| Given task |
Convert each line of the data below into a JSON list of strings, one string per line, omitting blank lines. Leave the pictures out of the answer.

**** Provided data ****

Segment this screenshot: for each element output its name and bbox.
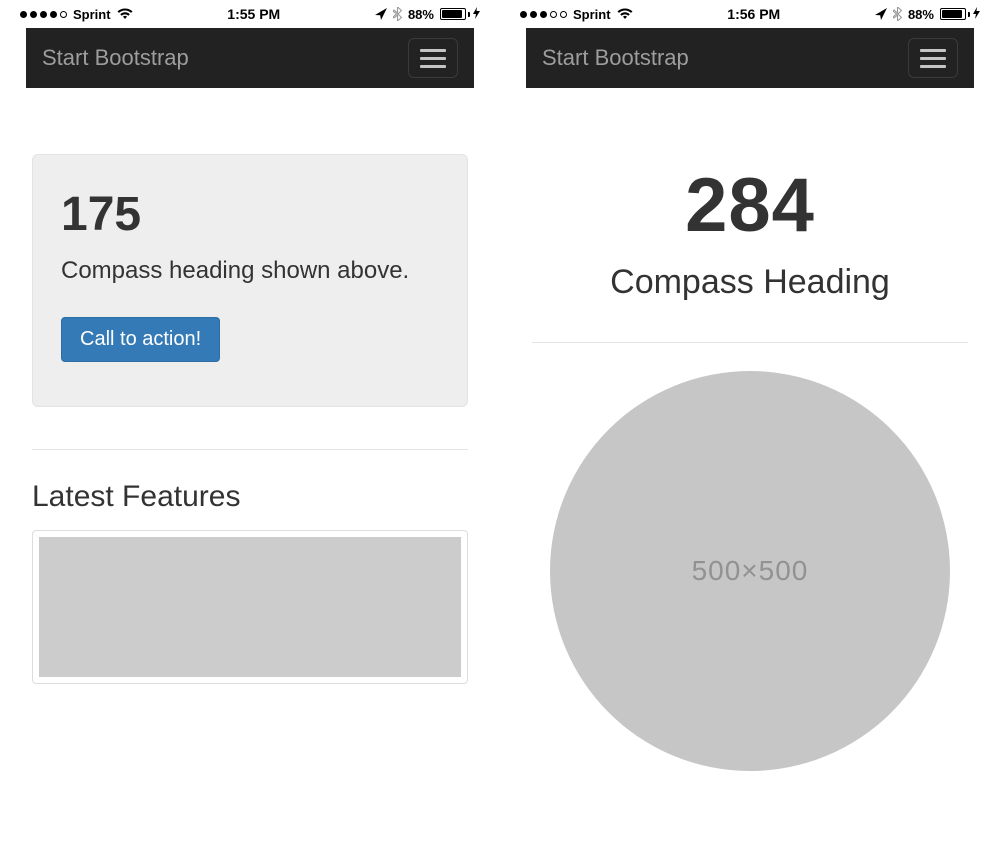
phone-left: Sprint 1:55 PM 88%: [10, 0, 490, 850]
navbar: Start Bootstrap: [526, 28, 974, 88]
location-arrow-icon: [375, 8, 387, 20]
status-bar: Sprint 1:56 PM 88%: [510, 0, 990, 28]
placeholder-dimensions-label: 500×500: [692, 555, 809, 587]
placeholder-circle-image: 500×500: [550, 371, 950, 771]
divider: [32, 449, 468, 450]
navbar-brand[interactable]: Start Bootstrap: [542, 45, 689, 71]
clock-label: 1:55 PM: [227, 6, 280, 22]
battery-pct-label: 88%: [408, 7, 434, 22]
carrier-label: Sprint: [73, 7, 111, 22]
hamburger-icon: [920, 49, 946, 52]
status-bar: Sprint 1:55 PM 88%: [10, 0, 490, 28]
feature-thumbnail[interactable]: [32, 530, 468, 684]
bluetooth-icon: [893, 7, 902, 21]
wifi-icon: [117, 8, 133, 20]
carrier-label: Sprint: [573, 7, 611, 22]
navbar: Start Bootstrap: [26, 28, 474, 88]
heading-well: 175 Compass heading shown above. Call to…: [32, 154, 468, 407]
compass-heading-caption: Compass Heading: [532, 263, 968, 302]
latest-features-heading: Latest Features: [32, 480, 468, 514]
hamburger-icon: [420, 49, 446, 52]
placeholder-image: [39, 537, 461, 677]
compass-heading-value: 284: [532, 162, 968, 249]
navbar-brand[interactable]: Start Bootstrap: [42, 45, 189, 71]
menu-toggle-button[interactable]: [408, 38, 458, 78]
signal-dots-icon: [520, 11, 567, 18]
compass-heading-description: Compass heading shown above.: [61, 254, 439, 289]
menu-toggle-button[interactable]: [908, 38, 958, 78]
signal-dots-icon: [20, 11, 67, 18]
location-arrow-icon: [875, 8, 887, 20]
battery-icon: [440, 7, 480, 22]
bluetooth-icon: [393, 7, 402, 21]
clock-label: 1:56 PM: [727, 6, 780, 22]
compass-heading-value: 175: [61, 187, 439, 242]
battery-icon: [940, 7, 980, 22]
divider: [532, 342, 968, 343]
phone-right: Sprint 1:56 PM 88%: [510, 0, 990, 850]
call-to-action-button[interactable]: Call to action!: [61, 317, 220, 362]
wifi-icon: [617, 8, 633, 20]
battery-pct-label: 88%: [908, 7, 934, 22]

****

| Task answer |
[
  "Segment this screenshot: for each element output its name and bbox.",
  "phone-left: Sprint 1:55 PM 88%: [10, 0, 490, 850]",
  "navbar: Start Bootstrap: [526, 28, 974, 88]",
  "location-arrow-icon: [375, 8, 387, 20]",
  "status-bar: Sprint 1:56 PM 88%: [510, 0, 990, 28]",
  "placeholder-dimensions-label: 500×500: [692, 555, 809, 587]",
  "placeholder-circle-image: 500×500: [550, 371, 950, 771]",
  "divider: [32, 449, 468, 450]",
  "navbar-brand[interactable]: Start Bootstrap: [542, 45, 689, 71]",
  "clock-label: 1:55 PM: [227, 6, 280, 22]",
  "battery-pct-label: 88%: [408, 7, 434, 22]",
  "carrier-label: Sprint: [73, 7, 111, 22]",
  "hamburger-icon: [920, 49, 946, 52]",
  "status-bar: Sprint 1:55 PM 88%: [10, 0, 490, 28]",
  "feature-thumbnail[interactable]: [32, 530, 468, 684]",
  "bluetooth-icon: [893, 7, 902, 21]",
  "wifi-icon: [117, 8, 133, 20]",
  "carrier-label: Sprint: [573, 7, 611, 22]",
  "navbar: Start Bootstrap: [26, 28, 474, 88]",
  "heading-well: 175 Compass heading shown above. Call to…: [32, 154, 468, 407]",
  "compass-heading-caption: Compass Heading: [532, 263, 968, 302]",
  "latest-features-heading: Latest Features: [32, 480, 468, 514]",
  "hamburger-icon: [420, 49, 446, 52]",
  "placeholder-image: [39, 537, 461, 677]",
  "compass-heading-value: 284: [532, 162, 968, 249]",
  "navbar-brand[interactable]: Start Bootstrap: [42, 45, 189, 71]",
  "menu-toggle-button[interactable]: [408, 38, 458, 78]",
  "signal-dots-icon: [520, 11, 567, 18]",
  "compass-heading-description: Compass heading shown above.: [61, 254, 439, 289]",
  "menu-toggle-button[interactable]: [908, 38, 958, 78]",
  "signal-dots-icon: [20, 11, 67, 18]",
  "location-arrow-icon: [875, 8, 887, 20]",
  "battery-icon: [440, 7, 480, 22]",
  "bluetooth-icon: [393, 7, 402, 21]",
  "clock-label: 1:56 PM: [727, 6, 780, 22]",
  "compass-heading-value: 175: [61, 187, 439, 242]",
  "battery-icon: [940, 7, 980, 22]",
  "divider: [532, 342, 968, 343]",
  "phone-right: Sprint 1:56 PM 88%: [510, 0, 990, 850]",
  "call-to-action-button[interactable]: Call to action!: [61, 317, 220, 362]",
  "wifi-icon: [617, 8, 633, 20]",
  "battery-pct-label: 88%: [908, 7, 934, 22]"
]